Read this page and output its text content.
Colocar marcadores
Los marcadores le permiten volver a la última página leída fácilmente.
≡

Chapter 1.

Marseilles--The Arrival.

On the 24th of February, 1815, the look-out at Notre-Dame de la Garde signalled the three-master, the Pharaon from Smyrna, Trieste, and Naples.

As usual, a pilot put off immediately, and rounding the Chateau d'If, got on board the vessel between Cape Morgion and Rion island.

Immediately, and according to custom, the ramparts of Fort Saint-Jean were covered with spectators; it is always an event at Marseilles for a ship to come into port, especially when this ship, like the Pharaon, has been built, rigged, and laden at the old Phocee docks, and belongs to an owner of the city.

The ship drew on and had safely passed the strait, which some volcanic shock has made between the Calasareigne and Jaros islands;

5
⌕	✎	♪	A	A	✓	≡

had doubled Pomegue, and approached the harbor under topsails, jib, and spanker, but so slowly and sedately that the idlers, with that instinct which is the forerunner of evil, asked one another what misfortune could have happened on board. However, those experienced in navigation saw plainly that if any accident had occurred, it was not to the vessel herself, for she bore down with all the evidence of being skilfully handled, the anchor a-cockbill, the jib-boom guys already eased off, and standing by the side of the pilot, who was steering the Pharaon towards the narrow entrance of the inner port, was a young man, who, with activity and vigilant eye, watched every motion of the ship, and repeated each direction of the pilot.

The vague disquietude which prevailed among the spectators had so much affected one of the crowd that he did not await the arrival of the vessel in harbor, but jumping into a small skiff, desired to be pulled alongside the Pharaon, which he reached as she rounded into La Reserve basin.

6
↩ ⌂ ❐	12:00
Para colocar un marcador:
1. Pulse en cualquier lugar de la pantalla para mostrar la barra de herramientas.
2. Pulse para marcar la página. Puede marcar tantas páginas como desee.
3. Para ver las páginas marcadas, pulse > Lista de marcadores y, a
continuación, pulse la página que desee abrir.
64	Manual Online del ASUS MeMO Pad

....................

- Problem statement
Go through the entries and repeat each one exactly.

- The solution
Read this page and output its text content.
Colocar marcadores
Los marcadores le permiten volver a la última página leída fácilmente.
≡

Chapter 1.

Marseilles--The Arrival.

On the 24th of February, 1815, the look-out at Notre-Dame de la Garde signalled the three-master, the Pharaon from Smyrna, Trieste, and Naples.

As usual, a pilot put off immediately, and rounding the Chateau d'If, got on board the vessel between Cape Morgion and Rion island.

Immediately, and according to custom, the ramparts of Fort Saint-Jean were covered with spectators; it is always an event at Marseilles for a ship to come into port, especially when this ship, like the Pharaon, has been built, rigged, and laden at the old Phocee docks, and belongs to an owner of the city.

The ship drew on and had safely passed the strait, which some volcanic shock has made between the Calasareigne and Jaros islands;

5
⌕	✎	♪	A	A	✓	≡

had doubled Pomegue, and approached the harbor under topsails, jib, and spanker, but so slowly and sedately that the idlers, with that instinct which is the forerunner of evil, asked one another what misfortune could have happened on board. However, those experienced in navigation saw plainly that if any accident had occurred, it was not to the vessel herself, for she bore down with all the evidence of being skilfully handled, the anchor a-cockbill, the jib-boom guys already eased off, and standing by the side of the pilot, who was steering the Pharaon towards the narrow entrance of the inner port, was a young man, who, with activity and vigilant eye, watched every motion of the ship, and repeated each direction of the pilot.

The vague disquietude which prevailed among the spectators had so much affected one of the crowd that he did not await the arrival of the vessel in harbor, but jumping into a small skiff, desired to be pulled alongside the Pharaon, which he reached as she rounded into La Reserve basin.

6
↩ ⌂ ❐	12:00
Para colocar un marcador:
1. Pulse en cualquier lugar de la pantalla para mostrar la barra de herramientas.
2. Pulse para marcar la página. Puede marcar tantas páginas como desee.
3. Para ver las páginas marcadas, pulse > Lista de marcadores y, a
continuación, pulse la página que desee abrir.
64	Manual Online del ASUS MeMO Pad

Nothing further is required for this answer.